[start]

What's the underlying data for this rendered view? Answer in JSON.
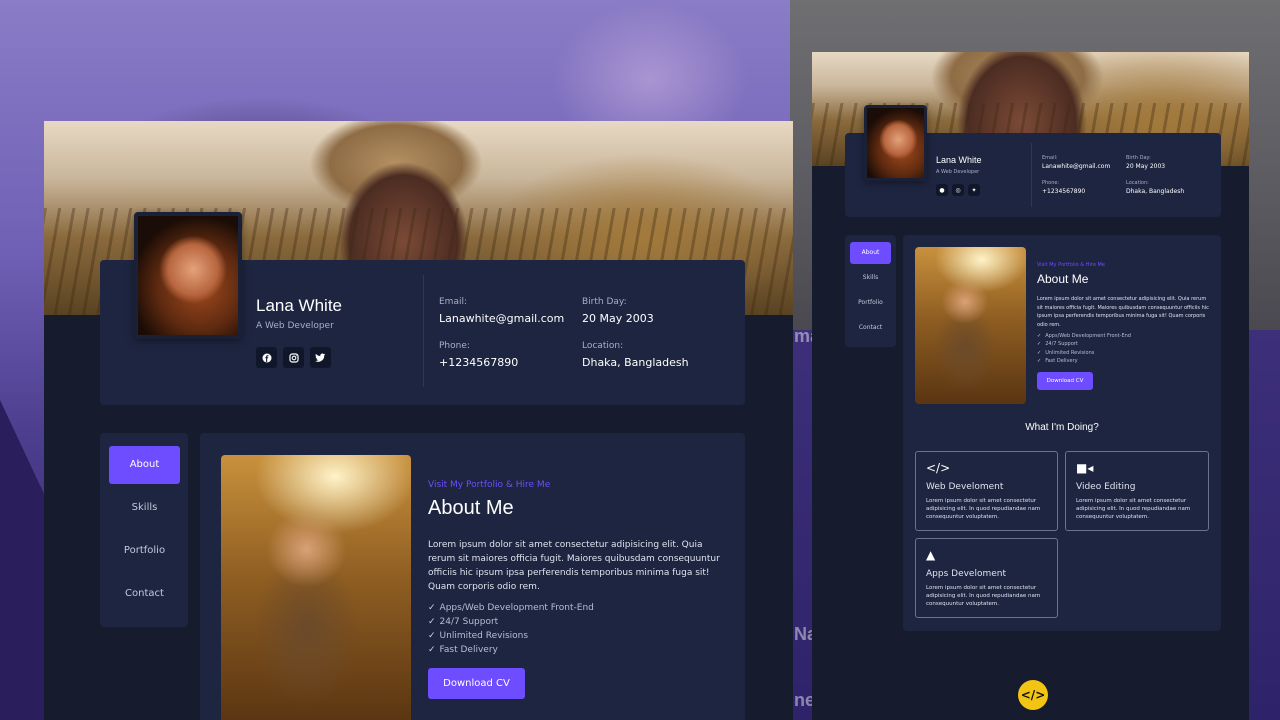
{
  "profile": {
    "name": "Lana White",
    "role": "A Web Developer",
    "email_label": "Email:",
    "email": "Lanawhite@gmail.com",
    "birthday_label": "Birth Day:",
    "birthday": "20 May 2003",
    "phone_label": "Phone:",
    "phone": "+1234567890",
    "location_label": "Location:",
    "location": "Dhaka, Bangladesh",
    "socials": [
      "facebook-icon",
      "instagram-icon",
      "twitter-icon"
    ]
  },
  "nav": {
    "items": [
      "About",
      "Skills",
      "Portfolio",
      "Contact"
    ],
    "active": "About"
  },
  "about": {
    "eyebrow": "Visit My Portfolio & Hire Me",
    "title": "About Me",
    "paragraph": "Lorem ipsum dolor sit amet consectetur adipisicing elit. Quia rerum sit maiores officia fugit. Maiores quibusdam consequuntur officiis hic ipsum ipsa perferendis temporibus minima fuga sit! Quam corporis odio rem.",
    "bullets": [
      "Apps/Web Development Front-End",
      "24/7 Support",
      "Unlimited Revisions",
      "Fast Delivery"
    ],
    "bullets_side": [
      "Apps/Web Development Front-End",
      "24/7 Support",
      "Unlimited Revisions",
      "Fast Delivery"
    ],
    "button": "Download CV"
  },
  "services": {
    "title": "What I'm Doing?",
    "items": [
      {
        "icon": "code-icon",
        "title": "Web Develoment",
        "desc": "Lorem ipsum dolor sit amet consectetur adipisicing elit. In quod repudiandae nam consequuntur voluptatem."
      },
      {
        "icon": "video-icon",
        "title": "Video Editing",
        "desc": "Lorem ipsum dolor sit amet consectetur adipisicing elit. In quod repudiandae nam consequuntur voluptatem."
      },
      {
        "icon": "android-icon",
        "title": "Apps Develoment",
        "desc": "Lorem ipsum dolor sit amet consectetur adipisicing elit. In quod repudiandae nam consequuntur voluptatem."
      }
    ]
  },
  "background_fragments": [
    "mai",
    "Na",
    "ne"
  ],
  "colors": {
    "accent": "#6d4dff",
    "panel": "#1e2540",
    "page_bg": "#161c2e",
    "logo_yellow": "#f2c413"
  }
}
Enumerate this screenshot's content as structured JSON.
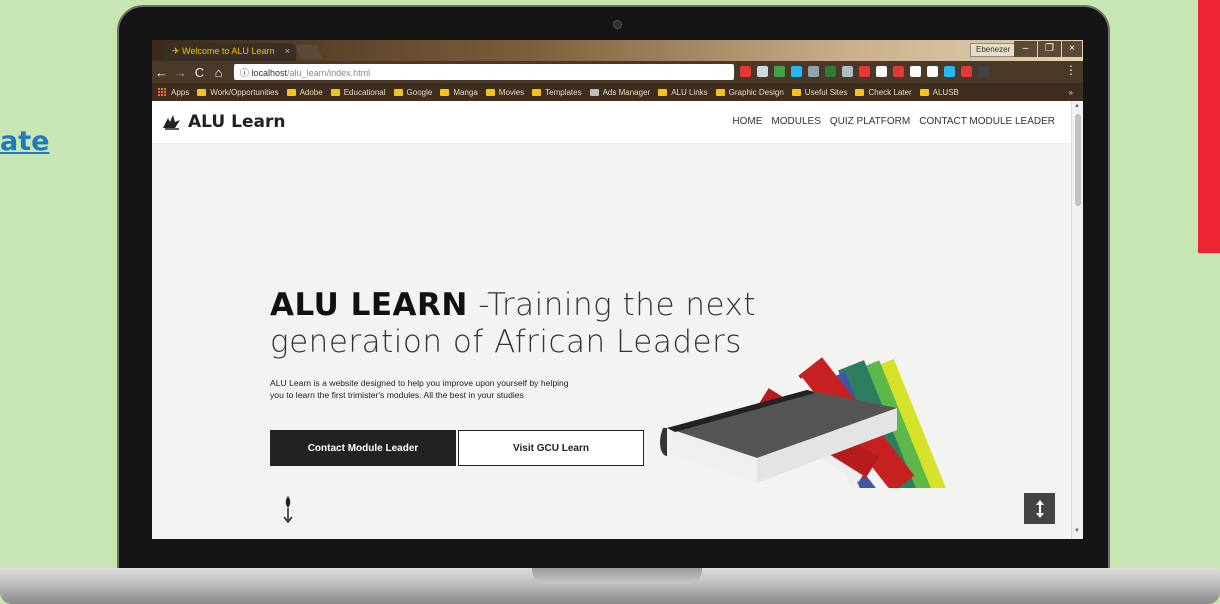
{
  "side_link": "ate",
  "browser": {
    "tab_title": "Welcome to ALU Learn",
    "tab_close": "×",
    "profile_name": "Ebenezer",
    "window_buttons": [
      "–",
      "❐",
      "×"
    ],
    "url_host": "localhost",
    "url_path": "/alu_learn/index.html",
    "nav_icons": [
      "←",
      "→",
      "C",
      "⌂"
    ],
    "bookmarks": [
      {
        "label": "Apps",
        "icon": "apps-grid-icon"
      },
      {
        "label": "Work/Opportunities",
        "icon": "folder-icon"
      },
      {
        "label": "Adobe",
        "icon": "folder-icon"
      },
      {
        "label": "Educational",
        "icon": "folder-icon"
      },
      {
        "label": "Google",
        "icon": "folder-icon"
      },
      {
        "label": "Manga",
        "icon": "folder-icon"
      },
      {
        "label": "Movies",
        "icon": "folder-icon"
      },
      {
        "label": "Templates",
        "icon": "folder-icon"
      },
      {
        "label": "Ads Manager",
        "icon": "page-icon"
      },
      {
        "label": "ALU Links",
        "icon": "folder-icon"
      },
      {
        "label": "Graphic Design",
        "icon": "folder-icon"
      },
      {
        "label": "Useful Sites",
        "icon": "folder-icon"
      },
      {
        "label": "Check Later",
        "icon": "folder-icon"
      },
      {
        "label": "ALUSB",
        "icon": "folder-icon"
      }
    ],
    "bookmarks_more": "»",
    "extension_colors": [
      "#e53935",
      "#cfd8dc",
      "#43a047",
      "#29b6f6",
      "#90a4ae",
      "#2e7d32",
      "#b0bec5",
      "#e53935",
      "#fafafa",
      "#e53935",
      "#fafafa",
      "#fafafa",
      "#29b6f6",
      "#e53935",
      "#424242"
    ]
  },
  "site": {
    "logo_text": "ALU Learn",
    "nav": [
      "HOME",
      "MODULES",
      "QUIZ PLATFORM",
      "CONTACT MODULE LEADER"
    ],
    "headline_bold": "ALU LEARN",
    "headline_light_1": " -Training the next",
    "headline_line2": "generation of African Leaders",
    "description": "ALU Learn is a website designed to help you improve upon yourself by helping you to learn the first trimister's modules. All the best in your studies",
    "btn_primary": "Contact Module Leader",
    "btn_secondary": "Visit GCU Learn"
  },
  "colors": {
    "background": "#c8e6b3",
    "accent_red": "#ec2434",
    "link_blue": "#1e79bf",
    "tab_text": "#f0c200",
    "button_dark": "#222222"
  }
}
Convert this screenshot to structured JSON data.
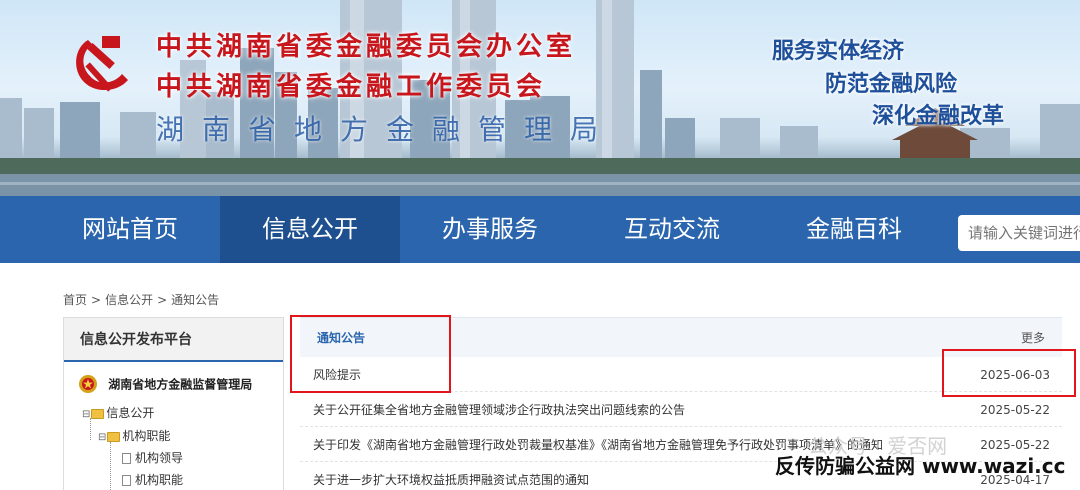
{
  "header": {
    "title_line_1": "中共湖南省委金融委员会办公室",
    "title_line_2": "中共湖南省委金融工作委员会",
    "title_line_3": "湖南省地方金融管理局",
    "slogans": [
      "服务实体经济",
      "防范金融风险",
      "深化金融改革"
    ],
    "emblem_icon": "party-emblem-icon",
    "colors": {
      "title_red": "#c8161d",
      "slogan_blue": "#1e4f9a"
    }
  },
  "nav": {
    "items": [
      {
        "label": "网站首页"
      },
      {
        "label": "信息公开"
      },
      {
        "label": "办事服务"
      },
      {
        "label": "互动交流"
      },
      {
        "label": "金融百科"
      }
    ],
    "active": "信息公开",
    "search_placeholder": "请输入关键词进行",
    "colors": {
      "bar": "#2a65ad",
      "active": "#1e4f8e"
    }
  },
  "breadcrumb": [
    "首页",
    "信息公开",
    "通知公告"
  ],
  "sidebar": {
    "title": "信息公开发布平台",
    "agency": "湖南省地方金融监督管理局",
    "tree": [
      "信息公开",
      "机构职能",
      "机构领导",
      "机构职能"
    ]
  },
  "notices": {
    "title": "通知公告",
    "more": "更多",
    "items": [
      {
        "title": "风险提示",
        "date": "2025-06-03"
      },
      {
        "title": "关于公开征集全省地方金融管理领域涉企行政执法突出问题线索的公告",
        "date": "2025-05-22"
      },
      {
        "title": "关于印发《湖南省地方金融管理行政处罚裁量权基准》《湖南省地方金融管理免予行政处罚事项清单》的通知",
        "date": "2025-05-22"
      },
      {
        "title": "关于进一步扩大环境权益抵质押融资试点范围的通知",
        "date": "2025-04-17"
      }
    ]
  },
  "watermark": {
    "faint": "公众号 · 爱否网",
    "strong": "反传防骗公益网 www.wazi.cc"
  }
}
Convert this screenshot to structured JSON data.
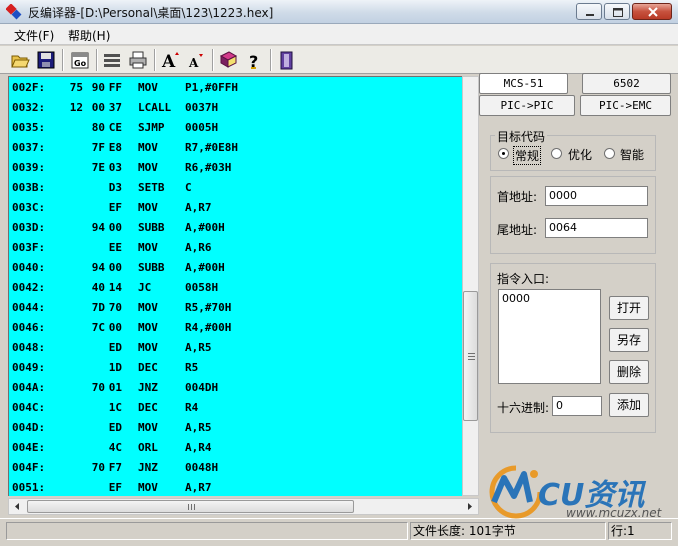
{
  "window": {
    "title": "反编译器-[D:\\Personal\\桌面\\123\\1223.hex]"
  },
  "menu": [
    {
      "label": "文件(F)"
    },
    {
      "label": "帮助(H)"
    }
  ],
  "toolbar": {
    "buttons": [
      {
        "icon": "open-folder-icon"
      },
      {
        "icon": "save-disk-icon"
      },
      {
        "icon": "go-icon",
        "label": "Go"
      },
      {
        "icon": "list-icon"
      },
      {
        "icon": "printer-icon"
      },
      {
        "icon": "font-increase-icon",
        "label": "A"
      },
      {
        "icon": "font-decrease-icon",
        "label": "A"
      },
      {
        "icon": "book-icon"
      },
      {
        "icon": "help-icon",
        "label": "?"
      },
      {
        "icon": "exit-icon"
      }
    ]
  },
  "listing": {
    "background": "#00ffff",
    "rows": [
      {
        "addr": "002F:",
        "b1": "75",
        "b2": "90",
        "b3": "FF",
        "mnem": "MOV",
        "ops": "P1,#0FFH"
      },
      {
        "addr": "0032:",
        "b1": "12",
        "b2": "00",
        "b3": "37",
        "mnem": "LCALL",
        "ops": "0037H"
      },
      {
        "addr": "0035:",
        "b1": "",
        "b2": "80",
        "b3": "CE",
        "mnem": "SJMP",
        "ops": "0005H"
      },
      {
        "addr": "0037:",
        "b1": "",
        "b2": "7F",
        "b3": "E8",
        "mnem": "MOV",
        "ops": "R7,#0E8H"
      },
      {
        "addr": "0039:",
        "b1": "",
        "b2": "7E",
        "b3": "03",
        "mnem": "MOV",
        "ops": "R6,#03H"
      },
      {
        "addr": "003B:",
        "b1": "",
        "b2": "",
        "b3": "D3",
        "mnem": "SETB",
        "ops": "C"
      },
      {
        "addr": "003C:",
        "b1": "",
        "b2": "",
        "b3": "EF",
        "mnem": "MOV",
        "ops": "A,R7"
      },
      {
        "addr": "003D:",
        "b1": "",
        "b2": "94",
        "b3": "00",
        "mnem": "SUBB",
        "ops": "A,#00H"
      },
      {
        "addr": "003F:",
        "b1": "",
        "b2": "",
        "b3": "EE",
        "mnem": "MOV",
        "ops": "A,R6"
      },
      {
        "addr": "0040:",
        "b1": "",
        "b2": "94",
        "b3": "00",
        "mnem": "SUBB",
        "ops": "A,#00H"
      },
      {
        "addr": "0042:",
        "b1": "",
        "b2": "40",
        "b3": "14",
        "mnem": "JC",
        "ops": "0058H"
      },
      {
        "addr": "0044:",
        "b1": "",
        "b2": "7D",
        "b3": "70",
        "mnem": "MOV",
        "ops": "R5,#70H"
      },
      {
        "addr": "0046:",
        "b1": "",
        "b2": "7C",
        "b3": "00",
        "mnem": "MOV",
        "ops": "R4,#00H"
      },
      {
        "addr": "0048:",
        "b1": "",
        "b2": "",
        "b3": "ED",
        "mnem": "MOV",
        "ops": "A,R5"
      },
      {
        "addr": "0049:",
        "b1": "",
        "b2": "",
        "b3": "1D",
        "mnem": "DEC",
        "ops": "R5"
      },
      {
        "addr": "004A:",
        "b1": "",
        "b2": "70",
        "b3": "01",
        "mnem": "JNZ",
        "ops": "004DH"
      },
      {
        "addr": "004C:",
        "b1": "",
        "b2": "",
        "b3": "1C",
        "mnem": "DEC",
        "ops": "R4"
      },
      {
        "addr": "004D:",
        "b1": "",
        "b2": "",
        "b3": "ED",
        "mnem": "MOV",
        "ops": "A,R5"
      },
      {
        "addr": "004E:",
        "b1": "",
        "b2": "",
        "b3": "4C",
        "mnem": "ORL",
        "ops": "A,R4"
      },
      {
        "addr": "004F:",
        "b1": "",
        "b2": "70",
        "b3": "F7",
        "mnem": "JNZ",
        "ops": "0048H"
      },
      {
        "addr": "0051:",
        "b1": "",
        "b2": "",
        "b3": "EF",
        "mnem": "MOV",
        "ops": "A,R7"
      }
    ]
  },
  "cpu_tabs": [
    {
      "label": "MCS-51",
      "selected": true
    },
    {
      "label": "6502",
      "selected": false
    },
    {
      "label": "PIC->PIC",
      "selected": false
    },
    {
      "label": "PIC->EMC",
      "selected": false
    }
  ],
  "target_code": {
    "title": "目标代码",
    "options": [
      {
        "label": "常规",
        "checked": true
      },
      {
        "label": "优化",
        "checked": false
      },
      {
        "label": "智能",
        "checked": false
      }
    ]
  },
  "address": {
    "start_label": "首地址:",
    "start_value": "0000",
    "end_label": "尾地址:",
    "end_value": "0064"
  },
  "entry": {
    "title": "指令入口:",
    "items": [
      "0000"
    ],
    "buttons": [
      "打开",
      "另存",
      "删除",
      "添加"
    ],
    "hex_label": "十六进制:",
    "hex_value": "0"
  },
  "status": {
    "file_length": "文件长度: 101字节",
    "line": "行:1"
  },
  "watermark": {
    "brand": "CU资讯",
    "url": "www.mcuzx.net"
  }
}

[end]

▶ REQUIRED WORK
Tell how many lines hold the string "active", giving the number and nothing else.

▶ TASK OUTPUT
3